Directions for this task: Copy each line in the data that includes the word "USDJPY".

Dataset records:
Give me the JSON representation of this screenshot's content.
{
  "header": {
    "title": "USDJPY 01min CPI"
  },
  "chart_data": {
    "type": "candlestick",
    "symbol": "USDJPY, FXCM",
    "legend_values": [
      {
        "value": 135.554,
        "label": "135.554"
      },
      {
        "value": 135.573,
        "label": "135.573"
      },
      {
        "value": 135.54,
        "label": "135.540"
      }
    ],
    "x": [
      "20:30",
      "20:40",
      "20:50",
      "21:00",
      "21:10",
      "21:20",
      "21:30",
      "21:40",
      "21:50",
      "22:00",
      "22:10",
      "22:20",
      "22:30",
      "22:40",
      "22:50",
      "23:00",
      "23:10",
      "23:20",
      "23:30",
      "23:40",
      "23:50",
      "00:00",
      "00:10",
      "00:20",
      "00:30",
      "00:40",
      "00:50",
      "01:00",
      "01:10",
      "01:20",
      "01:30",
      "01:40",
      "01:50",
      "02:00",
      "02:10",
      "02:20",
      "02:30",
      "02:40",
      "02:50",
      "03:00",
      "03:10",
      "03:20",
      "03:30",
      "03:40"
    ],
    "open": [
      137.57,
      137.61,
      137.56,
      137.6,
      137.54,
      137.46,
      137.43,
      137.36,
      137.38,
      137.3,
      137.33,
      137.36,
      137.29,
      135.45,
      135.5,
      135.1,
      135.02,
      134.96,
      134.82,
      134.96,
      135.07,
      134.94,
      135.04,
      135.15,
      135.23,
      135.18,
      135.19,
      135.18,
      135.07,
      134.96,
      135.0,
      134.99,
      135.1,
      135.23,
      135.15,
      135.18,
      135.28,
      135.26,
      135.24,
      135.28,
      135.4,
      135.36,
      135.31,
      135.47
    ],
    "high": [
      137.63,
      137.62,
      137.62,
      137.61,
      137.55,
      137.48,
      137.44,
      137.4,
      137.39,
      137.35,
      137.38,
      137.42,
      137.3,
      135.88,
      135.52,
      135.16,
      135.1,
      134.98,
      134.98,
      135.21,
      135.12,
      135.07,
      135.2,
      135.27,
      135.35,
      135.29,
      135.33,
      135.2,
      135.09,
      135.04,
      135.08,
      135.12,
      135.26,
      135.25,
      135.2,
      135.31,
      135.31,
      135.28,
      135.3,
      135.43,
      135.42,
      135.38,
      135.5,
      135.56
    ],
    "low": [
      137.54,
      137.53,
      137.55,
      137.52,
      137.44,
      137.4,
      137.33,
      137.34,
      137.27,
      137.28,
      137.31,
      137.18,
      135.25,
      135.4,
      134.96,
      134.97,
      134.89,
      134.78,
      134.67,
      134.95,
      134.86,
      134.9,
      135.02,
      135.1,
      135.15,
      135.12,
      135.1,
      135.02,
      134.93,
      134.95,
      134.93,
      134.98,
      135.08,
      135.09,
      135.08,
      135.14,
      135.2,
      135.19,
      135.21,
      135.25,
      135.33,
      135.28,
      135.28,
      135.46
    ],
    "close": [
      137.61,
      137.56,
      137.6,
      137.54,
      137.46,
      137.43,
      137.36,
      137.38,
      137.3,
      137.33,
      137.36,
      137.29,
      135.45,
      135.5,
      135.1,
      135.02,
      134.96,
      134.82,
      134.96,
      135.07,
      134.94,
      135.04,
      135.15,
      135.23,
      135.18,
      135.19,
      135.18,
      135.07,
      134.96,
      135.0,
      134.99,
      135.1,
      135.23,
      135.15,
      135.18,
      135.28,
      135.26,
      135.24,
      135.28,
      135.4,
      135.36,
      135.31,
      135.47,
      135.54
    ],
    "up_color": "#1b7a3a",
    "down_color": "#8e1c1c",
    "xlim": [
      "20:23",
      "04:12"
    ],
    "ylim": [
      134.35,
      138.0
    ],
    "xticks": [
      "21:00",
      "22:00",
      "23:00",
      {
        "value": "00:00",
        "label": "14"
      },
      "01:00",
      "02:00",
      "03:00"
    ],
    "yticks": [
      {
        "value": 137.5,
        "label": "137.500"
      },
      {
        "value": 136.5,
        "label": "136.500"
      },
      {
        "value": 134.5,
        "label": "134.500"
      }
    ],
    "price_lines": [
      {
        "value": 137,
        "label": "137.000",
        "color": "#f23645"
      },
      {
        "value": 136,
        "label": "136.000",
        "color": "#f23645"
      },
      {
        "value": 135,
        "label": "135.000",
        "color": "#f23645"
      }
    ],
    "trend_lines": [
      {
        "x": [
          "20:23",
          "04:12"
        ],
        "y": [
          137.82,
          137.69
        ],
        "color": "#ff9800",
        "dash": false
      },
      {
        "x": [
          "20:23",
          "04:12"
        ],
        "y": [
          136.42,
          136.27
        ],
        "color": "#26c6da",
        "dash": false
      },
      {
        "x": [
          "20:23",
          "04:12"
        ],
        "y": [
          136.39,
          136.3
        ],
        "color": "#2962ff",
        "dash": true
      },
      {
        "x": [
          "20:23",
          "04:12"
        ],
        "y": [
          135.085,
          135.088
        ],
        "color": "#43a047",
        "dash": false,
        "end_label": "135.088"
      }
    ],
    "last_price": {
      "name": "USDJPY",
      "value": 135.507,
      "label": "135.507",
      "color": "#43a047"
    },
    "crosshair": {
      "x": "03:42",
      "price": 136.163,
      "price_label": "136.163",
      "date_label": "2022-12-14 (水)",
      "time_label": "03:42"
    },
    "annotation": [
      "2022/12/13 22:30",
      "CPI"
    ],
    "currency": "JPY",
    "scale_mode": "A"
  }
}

Task solution:
    "title": "USDJPY 01min CPI"
    "symbol": "USDJPY, FXCM",
      "name": "USDJPY",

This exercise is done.